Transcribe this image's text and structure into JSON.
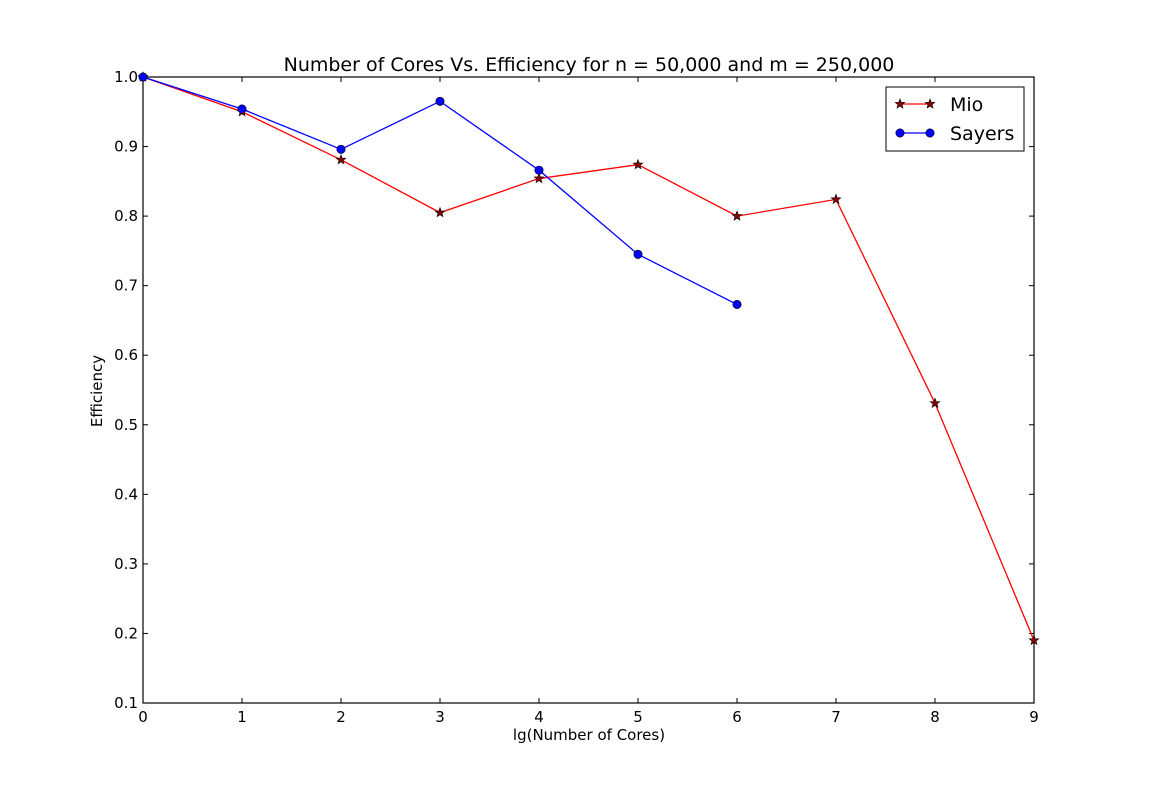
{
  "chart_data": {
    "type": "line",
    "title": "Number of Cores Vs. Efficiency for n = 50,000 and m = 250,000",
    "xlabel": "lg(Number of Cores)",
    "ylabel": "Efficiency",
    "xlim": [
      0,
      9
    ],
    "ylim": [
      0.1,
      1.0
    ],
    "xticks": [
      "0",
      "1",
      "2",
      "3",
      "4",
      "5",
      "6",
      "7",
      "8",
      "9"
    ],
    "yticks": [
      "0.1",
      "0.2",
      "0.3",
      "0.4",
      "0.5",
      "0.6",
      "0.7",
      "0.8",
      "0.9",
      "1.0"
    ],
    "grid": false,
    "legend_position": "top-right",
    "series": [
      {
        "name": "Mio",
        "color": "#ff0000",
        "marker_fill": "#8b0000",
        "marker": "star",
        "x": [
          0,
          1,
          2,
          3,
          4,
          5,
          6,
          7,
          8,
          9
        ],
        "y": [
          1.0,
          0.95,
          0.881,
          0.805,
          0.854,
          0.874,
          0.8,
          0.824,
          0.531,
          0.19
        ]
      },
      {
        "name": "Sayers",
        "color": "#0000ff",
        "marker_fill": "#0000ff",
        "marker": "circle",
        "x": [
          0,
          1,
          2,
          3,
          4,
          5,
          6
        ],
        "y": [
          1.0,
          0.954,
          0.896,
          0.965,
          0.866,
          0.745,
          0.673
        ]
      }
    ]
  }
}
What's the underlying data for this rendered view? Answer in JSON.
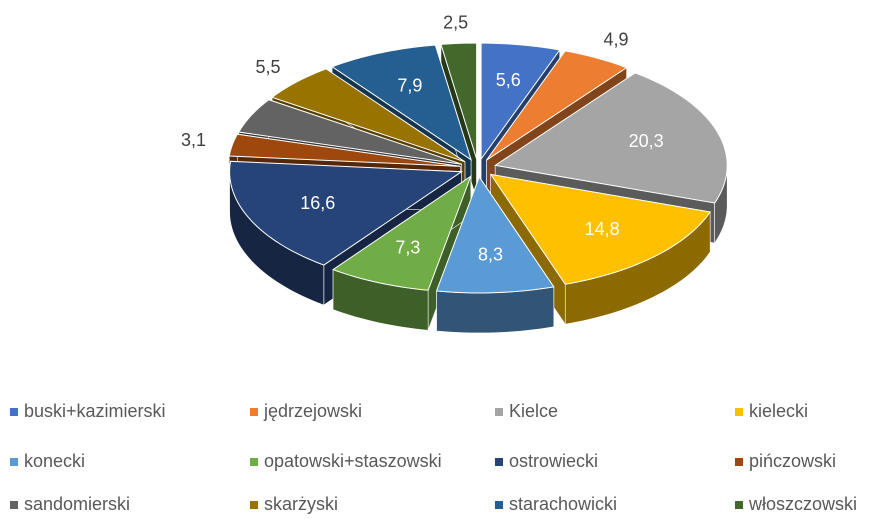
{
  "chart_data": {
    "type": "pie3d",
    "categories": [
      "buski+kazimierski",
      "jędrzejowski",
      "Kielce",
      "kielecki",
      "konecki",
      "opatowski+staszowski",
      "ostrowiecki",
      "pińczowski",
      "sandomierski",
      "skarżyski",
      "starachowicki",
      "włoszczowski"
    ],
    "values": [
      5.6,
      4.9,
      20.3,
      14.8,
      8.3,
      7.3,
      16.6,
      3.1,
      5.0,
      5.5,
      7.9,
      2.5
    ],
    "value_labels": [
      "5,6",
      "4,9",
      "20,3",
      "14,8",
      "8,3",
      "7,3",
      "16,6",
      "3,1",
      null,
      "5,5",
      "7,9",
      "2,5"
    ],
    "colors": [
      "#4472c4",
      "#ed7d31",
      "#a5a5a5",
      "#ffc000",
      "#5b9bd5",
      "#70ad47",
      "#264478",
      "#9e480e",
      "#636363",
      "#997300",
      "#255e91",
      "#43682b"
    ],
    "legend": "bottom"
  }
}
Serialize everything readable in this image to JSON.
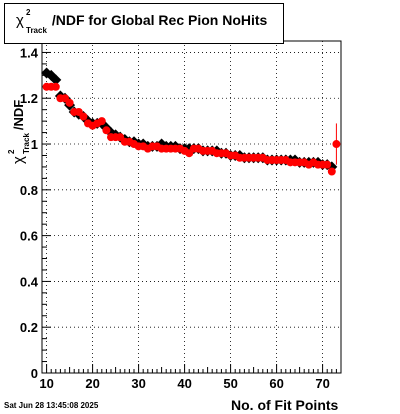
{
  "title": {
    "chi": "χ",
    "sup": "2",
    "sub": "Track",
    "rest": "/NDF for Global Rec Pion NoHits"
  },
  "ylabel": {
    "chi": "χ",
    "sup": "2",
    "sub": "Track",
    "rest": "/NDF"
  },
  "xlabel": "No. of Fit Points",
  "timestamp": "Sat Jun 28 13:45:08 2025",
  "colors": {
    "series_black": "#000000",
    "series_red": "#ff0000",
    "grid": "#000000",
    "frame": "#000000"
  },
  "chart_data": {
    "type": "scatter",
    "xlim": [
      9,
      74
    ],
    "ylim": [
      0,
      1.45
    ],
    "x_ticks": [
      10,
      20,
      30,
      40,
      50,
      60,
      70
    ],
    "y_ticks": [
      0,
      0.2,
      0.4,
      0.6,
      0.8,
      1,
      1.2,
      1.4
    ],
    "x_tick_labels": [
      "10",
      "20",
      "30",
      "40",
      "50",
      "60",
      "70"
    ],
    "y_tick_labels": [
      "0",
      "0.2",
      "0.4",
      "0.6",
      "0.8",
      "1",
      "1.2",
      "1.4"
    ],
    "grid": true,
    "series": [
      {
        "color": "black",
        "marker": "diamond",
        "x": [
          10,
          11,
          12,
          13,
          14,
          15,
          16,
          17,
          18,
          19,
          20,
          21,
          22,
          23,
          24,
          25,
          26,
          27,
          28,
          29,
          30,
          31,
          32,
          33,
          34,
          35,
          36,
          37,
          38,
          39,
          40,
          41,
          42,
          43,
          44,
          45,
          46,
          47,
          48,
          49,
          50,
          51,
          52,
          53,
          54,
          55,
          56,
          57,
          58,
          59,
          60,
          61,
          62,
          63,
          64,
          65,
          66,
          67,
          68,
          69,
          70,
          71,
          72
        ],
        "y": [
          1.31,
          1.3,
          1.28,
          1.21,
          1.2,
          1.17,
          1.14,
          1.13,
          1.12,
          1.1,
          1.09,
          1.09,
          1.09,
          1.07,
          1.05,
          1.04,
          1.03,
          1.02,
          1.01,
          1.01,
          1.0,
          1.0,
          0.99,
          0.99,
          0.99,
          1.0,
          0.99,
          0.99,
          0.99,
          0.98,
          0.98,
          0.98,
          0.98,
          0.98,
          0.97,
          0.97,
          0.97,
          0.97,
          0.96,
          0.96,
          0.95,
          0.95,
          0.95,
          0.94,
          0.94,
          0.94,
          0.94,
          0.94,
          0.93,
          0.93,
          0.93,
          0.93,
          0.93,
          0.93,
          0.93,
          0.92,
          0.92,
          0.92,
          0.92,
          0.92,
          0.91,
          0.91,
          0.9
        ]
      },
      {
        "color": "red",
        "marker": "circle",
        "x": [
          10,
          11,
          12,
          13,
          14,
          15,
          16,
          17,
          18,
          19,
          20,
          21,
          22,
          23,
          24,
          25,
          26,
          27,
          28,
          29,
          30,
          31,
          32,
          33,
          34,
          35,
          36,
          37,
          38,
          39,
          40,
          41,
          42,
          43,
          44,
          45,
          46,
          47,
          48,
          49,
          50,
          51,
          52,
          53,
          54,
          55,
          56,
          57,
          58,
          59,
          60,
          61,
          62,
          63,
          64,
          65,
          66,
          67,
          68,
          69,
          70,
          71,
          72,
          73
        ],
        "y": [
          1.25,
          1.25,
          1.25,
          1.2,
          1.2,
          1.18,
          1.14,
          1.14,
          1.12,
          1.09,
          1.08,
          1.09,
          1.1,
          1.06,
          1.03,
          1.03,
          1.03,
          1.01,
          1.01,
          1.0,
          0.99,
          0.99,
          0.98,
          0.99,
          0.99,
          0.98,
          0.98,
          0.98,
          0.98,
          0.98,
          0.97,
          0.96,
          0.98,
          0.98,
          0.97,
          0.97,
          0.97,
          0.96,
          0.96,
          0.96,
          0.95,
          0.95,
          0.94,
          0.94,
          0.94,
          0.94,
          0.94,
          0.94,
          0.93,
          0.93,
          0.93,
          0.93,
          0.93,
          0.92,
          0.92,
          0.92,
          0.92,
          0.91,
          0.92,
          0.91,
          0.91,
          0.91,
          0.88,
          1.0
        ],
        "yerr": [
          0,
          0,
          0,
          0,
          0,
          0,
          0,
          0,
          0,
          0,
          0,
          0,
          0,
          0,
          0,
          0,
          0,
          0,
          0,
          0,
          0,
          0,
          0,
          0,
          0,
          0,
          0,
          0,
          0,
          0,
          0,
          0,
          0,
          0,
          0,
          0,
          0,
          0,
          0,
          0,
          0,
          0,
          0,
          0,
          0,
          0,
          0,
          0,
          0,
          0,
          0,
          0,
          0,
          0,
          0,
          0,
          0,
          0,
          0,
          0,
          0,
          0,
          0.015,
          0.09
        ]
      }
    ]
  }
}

┄┄┄┄┄┄

Which lines contain "title"? Show each of them.

IN RESPONSE:
    "title": "Number of Cores Vs. Efficiency for n = 50,000 and m = 250,000",
  "title": {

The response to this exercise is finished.